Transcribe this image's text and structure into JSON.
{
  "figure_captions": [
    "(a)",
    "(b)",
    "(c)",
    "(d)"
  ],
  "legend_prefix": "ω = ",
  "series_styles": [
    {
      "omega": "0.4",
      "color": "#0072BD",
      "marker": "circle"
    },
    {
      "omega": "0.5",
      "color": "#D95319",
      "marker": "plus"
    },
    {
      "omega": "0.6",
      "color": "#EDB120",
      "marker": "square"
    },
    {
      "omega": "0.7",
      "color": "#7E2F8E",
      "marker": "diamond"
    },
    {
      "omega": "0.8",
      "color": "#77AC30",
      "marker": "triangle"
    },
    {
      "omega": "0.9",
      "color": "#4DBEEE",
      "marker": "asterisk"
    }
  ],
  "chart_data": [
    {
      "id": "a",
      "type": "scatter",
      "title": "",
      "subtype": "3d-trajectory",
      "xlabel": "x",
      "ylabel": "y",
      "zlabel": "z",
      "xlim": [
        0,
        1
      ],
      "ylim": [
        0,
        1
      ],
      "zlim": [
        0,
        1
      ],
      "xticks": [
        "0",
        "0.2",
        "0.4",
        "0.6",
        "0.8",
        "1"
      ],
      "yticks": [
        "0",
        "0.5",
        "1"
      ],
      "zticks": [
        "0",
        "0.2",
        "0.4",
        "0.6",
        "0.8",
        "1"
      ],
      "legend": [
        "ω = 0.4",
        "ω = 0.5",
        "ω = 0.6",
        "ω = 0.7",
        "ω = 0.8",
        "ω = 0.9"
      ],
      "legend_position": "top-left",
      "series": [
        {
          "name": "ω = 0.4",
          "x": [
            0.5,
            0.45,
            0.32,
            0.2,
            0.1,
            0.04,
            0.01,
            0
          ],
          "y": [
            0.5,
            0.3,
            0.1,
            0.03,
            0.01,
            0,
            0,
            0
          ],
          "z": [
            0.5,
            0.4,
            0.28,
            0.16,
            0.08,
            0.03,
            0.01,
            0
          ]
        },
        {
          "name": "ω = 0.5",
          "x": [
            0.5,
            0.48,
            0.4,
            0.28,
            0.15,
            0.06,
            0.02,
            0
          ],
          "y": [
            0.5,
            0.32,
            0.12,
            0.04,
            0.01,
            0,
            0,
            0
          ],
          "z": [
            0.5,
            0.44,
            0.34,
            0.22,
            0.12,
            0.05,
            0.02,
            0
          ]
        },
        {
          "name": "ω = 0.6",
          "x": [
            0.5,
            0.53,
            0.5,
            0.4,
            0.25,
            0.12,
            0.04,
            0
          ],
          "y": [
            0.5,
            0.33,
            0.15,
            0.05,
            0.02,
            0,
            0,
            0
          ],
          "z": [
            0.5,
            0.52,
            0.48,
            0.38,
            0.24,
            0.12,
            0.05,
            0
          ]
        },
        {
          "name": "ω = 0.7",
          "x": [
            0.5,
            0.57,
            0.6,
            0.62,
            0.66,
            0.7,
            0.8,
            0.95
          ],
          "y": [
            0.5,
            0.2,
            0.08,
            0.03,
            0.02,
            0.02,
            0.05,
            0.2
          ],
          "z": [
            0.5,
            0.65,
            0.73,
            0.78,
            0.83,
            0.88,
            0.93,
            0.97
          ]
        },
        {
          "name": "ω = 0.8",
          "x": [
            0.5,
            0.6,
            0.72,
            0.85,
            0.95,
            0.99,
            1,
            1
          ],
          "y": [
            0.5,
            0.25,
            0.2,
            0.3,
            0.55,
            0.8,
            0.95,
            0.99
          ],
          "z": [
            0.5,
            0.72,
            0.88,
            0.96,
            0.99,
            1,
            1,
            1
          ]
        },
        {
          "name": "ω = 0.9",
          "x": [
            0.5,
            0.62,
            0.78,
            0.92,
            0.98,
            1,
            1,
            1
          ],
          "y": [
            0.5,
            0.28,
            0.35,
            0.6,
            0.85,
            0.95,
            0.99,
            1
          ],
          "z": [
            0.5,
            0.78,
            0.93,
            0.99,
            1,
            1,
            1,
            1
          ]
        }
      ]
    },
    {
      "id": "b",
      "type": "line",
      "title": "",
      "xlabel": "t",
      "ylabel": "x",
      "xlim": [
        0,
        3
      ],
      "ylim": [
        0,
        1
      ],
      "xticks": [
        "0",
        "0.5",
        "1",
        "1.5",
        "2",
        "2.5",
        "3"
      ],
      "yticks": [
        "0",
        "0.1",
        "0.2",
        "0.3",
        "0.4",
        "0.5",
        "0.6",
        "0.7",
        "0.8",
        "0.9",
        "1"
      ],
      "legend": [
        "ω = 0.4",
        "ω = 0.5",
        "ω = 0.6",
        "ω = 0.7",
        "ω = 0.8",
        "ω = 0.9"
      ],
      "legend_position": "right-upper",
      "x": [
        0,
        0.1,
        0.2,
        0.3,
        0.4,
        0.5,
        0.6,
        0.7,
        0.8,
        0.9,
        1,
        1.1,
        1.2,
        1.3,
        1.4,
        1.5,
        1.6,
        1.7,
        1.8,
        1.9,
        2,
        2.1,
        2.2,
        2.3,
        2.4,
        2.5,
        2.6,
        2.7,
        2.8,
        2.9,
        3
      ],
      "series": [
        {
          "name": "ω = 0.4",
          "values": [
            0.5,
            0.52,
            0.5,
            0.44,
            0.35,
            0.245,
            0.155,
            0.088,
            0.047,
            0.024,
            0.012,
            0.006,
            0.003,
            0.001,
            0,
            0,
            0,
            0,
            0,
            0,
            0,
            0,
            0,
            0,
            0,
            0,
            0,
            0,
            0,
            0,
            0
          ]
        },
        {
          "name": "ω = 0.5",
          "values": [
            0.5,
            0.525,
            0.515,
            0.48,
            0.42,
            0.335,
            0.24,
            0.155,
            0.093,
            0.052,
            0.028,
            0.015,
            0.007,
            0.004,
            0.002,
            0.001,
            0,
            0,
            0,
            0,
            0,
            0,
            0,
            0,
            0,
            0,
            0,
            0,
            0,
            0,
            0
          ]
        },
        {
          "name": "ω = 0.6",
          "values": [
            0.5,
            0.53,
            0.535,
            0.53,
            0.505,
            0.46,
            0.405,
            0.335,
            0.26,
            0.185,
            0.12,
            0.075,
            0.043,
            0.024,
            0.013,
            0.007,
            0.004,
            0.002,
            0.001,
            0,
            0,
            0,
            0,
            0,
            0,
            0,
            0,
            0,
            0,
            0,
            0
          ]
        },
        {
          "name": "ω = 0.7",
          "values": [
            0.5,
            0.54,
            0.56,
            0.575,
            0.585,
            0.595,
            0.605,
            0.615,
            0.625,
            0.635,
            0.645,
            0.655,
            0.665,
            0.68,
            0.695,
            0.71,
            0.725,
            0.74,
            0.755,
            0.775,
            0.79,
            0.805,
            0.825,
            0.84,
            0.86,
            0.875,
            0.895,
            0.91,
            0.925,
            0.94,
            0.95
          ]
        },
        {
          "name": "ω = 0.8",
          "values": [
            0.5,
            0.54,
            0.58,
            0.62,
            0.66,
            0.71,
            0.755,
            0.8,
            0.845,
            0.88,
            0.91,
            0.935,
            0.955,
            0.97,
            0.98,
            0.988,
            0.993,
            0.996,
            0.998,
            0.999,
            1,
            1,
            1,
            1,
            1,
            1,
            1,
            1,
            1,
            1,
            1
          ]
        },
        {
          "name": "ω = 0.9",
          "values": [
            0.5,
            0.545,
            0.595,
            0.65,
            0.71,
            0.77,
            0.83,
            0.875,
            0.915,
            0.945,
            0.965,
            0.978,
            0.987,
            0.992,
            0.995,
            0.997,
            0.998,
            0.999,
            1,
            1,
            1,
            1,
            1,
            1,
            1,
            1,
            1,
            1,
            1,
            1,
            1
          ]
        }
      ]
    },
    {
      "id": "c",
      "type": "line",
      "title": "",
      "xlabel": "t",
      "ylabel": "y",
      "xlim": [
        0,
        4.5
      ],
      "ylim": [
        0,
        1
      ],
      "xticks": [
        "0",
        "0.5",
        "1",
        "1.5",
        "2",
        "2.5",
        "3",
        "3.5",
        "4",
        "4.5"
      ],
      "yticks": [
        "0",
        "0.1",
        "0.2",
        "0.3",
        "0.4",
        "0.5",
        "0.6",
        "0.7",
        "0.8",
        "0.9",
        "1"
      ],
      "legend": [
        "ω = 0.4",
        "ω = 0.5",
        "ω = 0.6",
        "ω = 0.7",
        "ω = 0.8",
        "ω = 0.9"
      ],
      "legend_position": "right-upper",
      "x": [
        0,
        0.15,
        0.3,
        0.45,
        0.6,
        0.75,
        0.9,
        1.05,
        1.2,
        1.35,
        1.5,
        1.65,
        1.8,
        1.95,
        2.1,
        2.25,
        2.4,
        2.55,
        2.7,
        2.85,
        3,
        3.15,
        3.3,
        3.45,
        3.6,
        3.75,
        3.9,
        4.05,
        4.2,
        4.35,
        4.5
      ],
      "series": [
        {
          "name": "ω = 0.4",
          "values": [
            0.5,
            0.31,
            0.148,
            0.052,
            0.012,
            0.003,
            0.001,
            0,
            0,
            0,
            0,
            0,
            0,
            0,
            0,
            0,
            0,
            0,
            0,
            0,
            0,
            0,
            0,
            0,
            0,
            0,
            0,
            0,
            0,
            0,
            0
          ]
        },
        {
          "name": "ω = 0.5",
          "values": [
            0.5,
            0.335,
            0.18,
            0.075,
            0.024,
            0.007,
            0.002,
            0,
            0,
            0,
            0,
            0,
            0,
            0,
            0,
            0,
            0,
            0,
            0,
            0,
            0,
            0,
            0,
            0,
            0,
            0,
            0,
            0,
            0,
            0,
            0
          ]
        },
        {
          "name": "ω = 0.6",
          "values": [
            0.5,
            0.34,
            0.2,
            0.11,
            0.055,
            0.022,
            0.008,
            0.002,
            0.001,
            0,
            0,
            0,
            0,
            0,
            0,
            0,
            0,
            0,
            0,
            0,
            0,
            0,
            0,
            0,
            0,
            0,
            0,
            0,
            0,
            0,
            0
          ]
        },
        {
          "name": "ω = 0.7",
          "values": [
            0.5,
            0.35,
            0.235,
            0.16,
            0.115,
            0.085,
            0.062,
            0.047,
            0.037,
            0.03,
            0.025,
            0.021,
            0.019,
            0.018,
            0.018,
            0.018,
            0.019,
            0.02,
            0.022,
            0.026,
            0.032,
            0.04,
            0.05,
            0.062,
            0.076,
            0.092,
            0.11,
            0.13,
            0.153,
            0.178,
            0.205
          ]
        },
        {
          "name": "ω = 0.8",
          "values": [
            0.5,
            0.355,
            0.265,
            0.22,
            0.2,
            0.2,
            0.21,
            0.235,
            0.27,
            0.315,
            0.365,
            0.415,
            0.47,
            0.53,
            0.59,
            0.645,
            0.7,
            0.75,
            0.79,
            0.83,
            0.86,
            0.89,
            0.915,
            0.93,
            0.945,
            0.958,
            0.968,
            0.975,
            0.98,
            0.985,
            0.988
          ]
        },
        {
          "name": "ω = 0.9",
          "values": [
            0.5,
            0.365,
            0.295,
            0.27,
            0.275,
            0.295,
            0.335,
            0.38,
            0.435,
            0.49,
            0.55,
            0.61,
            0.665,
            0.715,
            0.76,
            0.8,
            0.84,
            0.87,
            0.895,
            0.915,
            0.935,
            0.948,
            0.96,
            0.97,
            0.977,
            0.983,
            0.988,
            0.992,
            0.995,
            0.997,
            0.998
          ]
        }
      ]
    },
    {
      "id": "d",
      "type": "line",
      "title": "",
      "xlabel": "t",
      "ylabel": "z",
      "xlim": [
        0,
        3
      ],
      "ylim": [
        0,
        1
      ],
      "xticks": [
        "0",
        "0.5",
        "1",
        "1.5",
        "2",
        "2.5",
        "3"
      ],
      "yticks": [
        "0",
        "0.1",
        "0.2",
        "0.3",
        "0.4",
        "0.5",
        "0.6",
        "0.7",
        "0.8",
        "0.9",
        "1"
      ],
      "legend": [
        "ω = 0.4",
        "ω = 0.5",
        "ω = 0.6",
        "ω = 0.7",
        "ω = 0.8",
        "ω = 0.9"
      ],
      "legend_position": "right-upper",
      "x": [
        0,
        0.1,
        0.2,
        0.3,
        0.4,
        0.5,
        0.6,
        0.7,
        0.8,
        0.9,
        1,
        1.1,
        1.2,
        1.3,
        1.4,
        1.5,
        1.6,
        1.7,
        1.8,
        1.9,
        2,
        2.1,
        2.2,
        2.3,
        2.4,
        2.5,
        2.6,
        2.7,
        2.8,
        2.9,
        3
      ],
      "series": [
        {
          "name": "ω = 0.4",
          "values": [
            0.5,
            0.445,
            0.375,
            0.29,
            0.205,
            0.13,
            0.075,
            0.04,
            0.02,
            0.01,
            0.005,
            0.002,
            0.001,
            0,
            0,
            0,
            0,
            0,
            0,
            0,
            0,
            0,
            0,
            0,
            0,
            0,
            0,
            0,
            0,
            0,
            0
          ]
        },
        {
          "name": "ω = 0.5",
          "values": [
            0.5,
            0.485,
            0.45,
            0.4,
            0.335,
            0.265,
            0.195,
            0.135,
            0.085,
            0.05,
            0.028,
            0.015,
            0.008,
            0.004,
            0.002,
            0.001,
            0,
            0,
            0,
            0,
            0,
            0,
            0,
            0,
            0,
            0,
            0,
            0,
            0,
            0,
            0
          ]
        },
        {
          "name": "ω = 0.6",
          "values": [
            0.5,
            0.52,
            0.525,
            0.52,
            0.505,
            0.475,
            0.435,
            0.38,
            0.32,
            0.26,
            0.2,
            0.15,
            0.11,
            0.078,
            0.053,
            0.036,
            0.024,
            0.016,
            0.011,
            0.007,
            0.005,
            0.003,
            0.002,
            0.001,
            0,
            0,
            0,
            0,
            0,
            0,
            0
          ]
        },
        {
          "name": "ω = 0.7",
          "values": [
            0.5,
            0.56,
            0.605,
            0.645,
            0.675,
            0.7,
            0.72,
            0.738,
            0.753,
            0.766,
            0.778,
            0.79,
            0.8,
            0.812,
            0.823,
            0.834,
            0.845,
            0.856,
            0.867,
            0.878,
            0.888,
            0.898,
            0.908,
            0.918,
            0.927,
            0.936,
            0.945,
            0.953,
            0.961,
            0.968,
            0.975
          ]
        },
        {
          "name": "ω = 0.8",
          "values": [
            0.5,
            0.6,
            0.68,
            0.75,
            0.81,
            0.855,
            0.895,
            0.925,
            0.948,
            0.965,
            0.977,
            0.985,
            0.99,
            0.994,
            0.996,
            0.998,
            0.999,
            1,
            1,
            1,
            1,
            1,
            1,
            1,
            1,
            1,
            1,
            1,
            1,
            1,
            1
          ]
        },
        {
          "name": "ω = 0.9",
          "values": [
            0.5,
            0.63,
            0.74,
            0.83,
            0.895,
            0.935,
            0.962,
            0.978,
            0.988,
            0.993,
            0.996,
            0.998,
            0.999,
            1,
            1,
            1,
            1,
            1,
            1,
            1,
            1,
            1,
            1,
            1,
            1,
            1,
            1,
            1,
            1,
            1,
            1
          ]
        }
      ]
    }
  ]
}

**Objective**
Identify all lines where the word "color" shows up. Copy them.

**Output of the exercise**
      "color": "#0072BD",
      "color": "#D95319",
      "color": "#EDB120",
      "color": "#7E2F8E",
      "color": "#77AC30",
      "color": "#4DBEEE",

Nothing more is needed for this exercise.